** start THE RECORDS **

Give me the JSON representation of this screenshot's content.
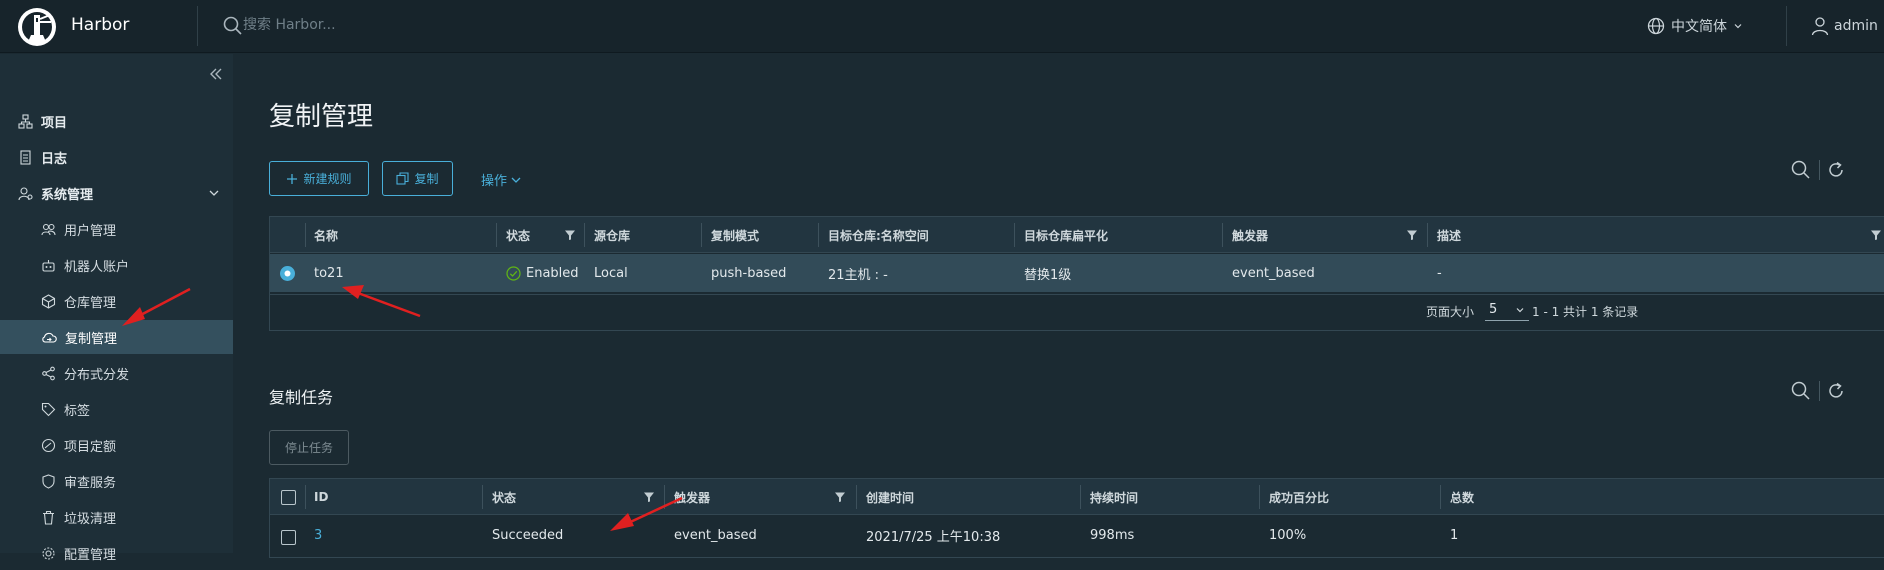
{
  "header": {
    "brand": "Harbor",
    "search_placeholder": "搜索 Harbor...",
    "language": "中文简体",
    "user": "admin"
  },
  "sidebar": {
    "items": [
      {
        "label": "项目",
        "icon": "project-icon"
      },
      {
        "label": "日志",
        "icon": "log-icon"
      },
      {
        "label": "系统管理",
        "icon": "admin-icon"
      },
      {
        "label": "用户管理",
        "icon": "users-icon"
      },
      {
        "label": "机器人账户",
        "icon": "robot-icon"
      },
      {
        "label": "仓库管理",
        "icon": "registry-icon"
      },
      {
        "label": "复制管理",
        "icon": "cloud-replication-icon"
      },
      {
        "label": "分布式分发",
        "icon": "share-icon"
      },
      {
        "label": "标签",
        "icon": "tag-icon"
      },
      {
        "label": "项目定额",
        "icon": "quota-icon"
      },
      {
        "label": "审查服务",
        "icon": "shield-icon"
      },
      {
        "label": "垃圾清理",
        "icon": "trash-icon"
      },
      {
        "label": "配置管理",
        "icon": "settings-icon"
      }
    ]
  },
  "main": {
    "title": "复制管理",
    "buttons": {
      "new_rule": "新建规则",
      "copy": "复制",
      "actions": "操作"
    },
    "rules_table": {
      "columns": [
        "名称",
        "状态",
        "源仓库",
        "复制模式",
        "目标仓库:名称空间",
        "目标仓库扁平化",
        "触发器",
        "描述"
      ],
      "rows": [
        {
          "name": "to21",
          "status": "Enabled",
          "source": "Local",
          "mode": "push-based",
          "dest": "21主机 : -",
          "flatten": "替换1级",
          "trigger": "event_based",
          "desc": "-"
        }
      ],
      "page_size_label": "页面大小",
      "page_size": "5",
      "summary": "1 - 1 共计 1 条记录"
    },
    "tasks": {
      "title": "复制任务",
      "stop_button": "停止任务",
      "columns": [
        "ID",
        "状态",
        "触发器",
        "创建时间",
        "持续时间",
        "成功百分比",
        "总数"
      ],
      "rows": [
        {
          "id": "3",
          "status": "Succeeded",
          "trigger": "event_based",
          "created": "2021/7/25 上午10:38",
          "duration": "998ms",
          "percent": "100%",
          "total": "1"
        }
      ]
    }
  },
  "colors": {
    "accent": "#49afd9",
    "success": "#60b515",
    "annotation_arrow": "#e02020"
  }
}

** end THE RECORDS **
** start THE RECORDS **

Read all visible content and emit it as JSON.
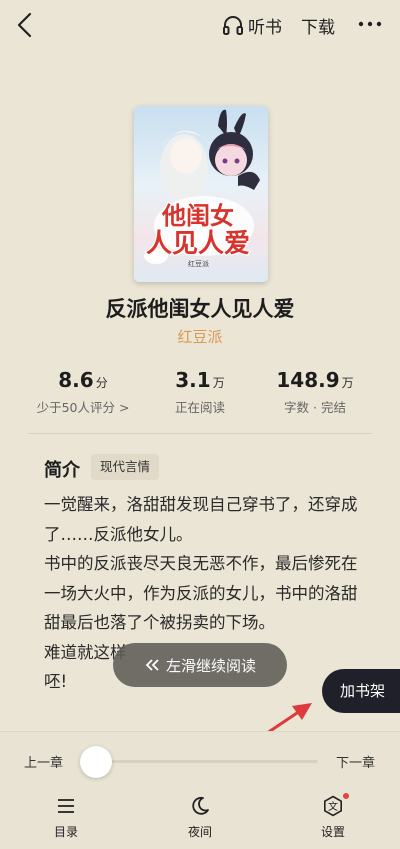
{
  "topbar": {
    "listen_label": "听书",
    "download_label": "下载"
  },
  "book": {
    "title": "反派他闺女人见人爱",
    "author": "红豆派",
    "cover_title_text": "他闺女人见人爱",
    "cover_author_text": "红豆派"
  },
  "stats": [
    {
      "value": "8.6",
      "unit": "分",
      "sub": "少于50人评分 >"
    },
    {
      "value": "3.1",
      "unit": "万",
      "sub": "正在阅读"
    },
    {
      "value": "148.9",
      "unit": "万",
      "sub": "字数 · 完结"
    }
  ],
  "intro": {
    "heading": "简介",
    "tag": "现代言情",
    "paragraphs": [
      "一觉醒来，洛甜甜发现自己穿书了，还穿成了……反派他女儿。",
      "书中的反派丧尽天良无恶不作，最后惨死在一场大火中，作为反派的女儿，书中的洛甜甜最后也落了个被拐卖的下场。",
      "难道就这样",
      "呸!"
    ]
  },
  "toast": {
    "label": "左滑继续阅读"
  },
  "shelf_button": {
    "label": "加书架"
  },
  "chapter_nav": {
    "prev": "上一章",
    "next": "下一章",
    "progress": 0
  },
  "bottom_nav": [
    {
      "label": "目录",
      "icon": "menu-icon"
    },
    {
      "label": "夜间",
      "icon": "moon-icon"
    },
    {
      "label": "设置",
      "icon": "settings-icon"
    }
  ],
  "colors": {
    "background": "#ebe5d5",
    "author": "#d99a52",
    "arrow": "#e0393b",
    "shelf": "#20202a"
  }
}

** end THE RECORDS **
** start THE RECORDS **

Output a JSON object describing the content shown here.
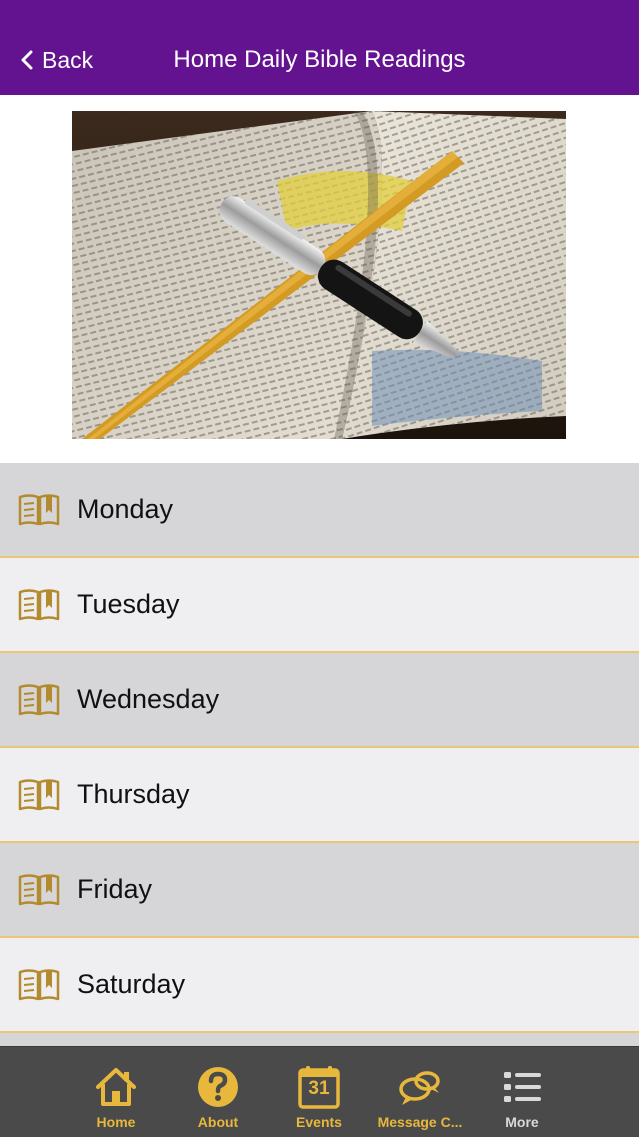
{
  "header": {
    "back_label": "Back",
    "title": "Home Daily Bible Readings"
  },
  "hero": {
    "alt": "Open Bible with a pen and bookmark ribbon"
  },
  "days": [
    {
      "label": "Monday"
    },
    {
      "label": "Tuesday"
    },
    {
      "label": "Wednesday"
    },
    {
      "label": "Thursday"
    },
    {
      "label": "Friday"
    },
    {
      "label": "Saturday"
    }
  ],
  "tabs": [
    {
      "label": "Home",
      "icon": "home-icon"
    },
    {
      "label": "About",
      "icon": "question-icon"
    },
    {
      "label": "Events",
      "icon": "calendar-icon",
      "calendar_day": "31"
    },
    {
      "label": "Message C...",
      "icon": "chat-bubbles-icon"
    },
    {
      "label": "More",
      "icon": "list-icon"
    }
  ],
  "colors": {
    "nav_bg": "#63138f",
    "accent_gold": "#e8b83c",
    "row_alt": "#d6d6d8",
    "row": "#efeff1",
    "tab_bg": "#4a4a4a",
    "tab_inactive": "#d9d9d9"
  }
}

** end THE RECORDS **

**YOUR OBJECTIVE**
Search the preceding listing for the word "content" and pull out every line that holds it.

**WORKED ANSWER**
Give me the JSON representation of this screenshot's content.
Read all visible content and emit it as JSON.
Output a JSON object describing the content shown here.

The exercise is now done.